*Work to do*.
All of the records below must be output exactly, with no pictures carried over.

Entries from a dataset
------------
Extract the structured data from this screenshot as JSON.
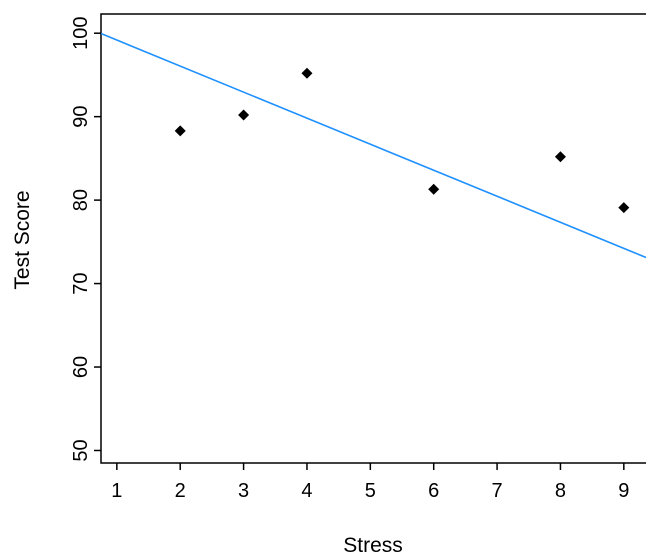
{
  "chart_data": {
    "type": "scatter",
    "xlabel": "Stress",
    "ylabel": "Test Score",
    "xlim": [
      0.75,
      9.35
    ],
    "ylim": [
      48.5,
      102.3
    ],
    "x_ticks": [
      "1",
      "2",
      "3",
      "4",
      "5",
      "6",
      "7",
      "8",
      "9"
    ],
    "y_ticks": [
      "50",
      "60",
      "70",
      "80",
      "90",
      "100"
    ],
    "points": [
      {
        "x": 2,
        "y": 88.3
      },
      {
        "x": 3,
        "y": 90.2
      },
      {
        "x": 4,
        "y": 95.2
      },
      {
        "x": 6,
        "y": 81.3
      },
      {
        "x": 8,
        "y": 85.2
      },
      {
        "x": 9,
        "y": 79.1
      }
    ],
    "regression_line": {
      "intercept": 102.3,
      "slope": -3.12
    },
    "colors": {
      "points": "#000000",
      "line": "#1e90ff",
      "frame": "#000000"
    },
    "grid": false,
    "legend": "none"
  }
}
------------
*Solution below*.
Extract the structured data from this screenshot as JSON.
{
  "chart_data": {
    "type": "scatter",
    "xlabel": "Stress",
    "ylabel": "Test Score",
    "xlim": [
      0.75,
      9.35
    ],
    "ylim": [
      48.5,
      102.3
    ],
    "x_ticks": [
      "1",
      "2",
      "3",
      "4",
      "5",
      "6",
      "7",
      "8",
      "9"
    ],
    "y_ticks": [
      "50",
      "60",
      "70",
      "80",
      "90",
      "100"
    ],
    "points": [
      {
        "x": 2,
        "y": 88.3
      },
      {
        "x": 3,
        "y": 90.2
      },
      {
        "x": 4,
        "y": 95.2
      },
      {
        "x": 6,
        "y": 81.3
      },
      {
        "x": 8,
        "y": 85.2
      },
      {
        "x": 9,
        "y": 79.1
      }
    ],
    "regression_line": {
      "intercept": 102.3,
      "slope": -3.12
    },
    "colors": {
      "points": "#000000",
      "line": "#1e90ff",
      "frame": "#000000"
    },
    "grid": false,
    "legend": "none"
  }
}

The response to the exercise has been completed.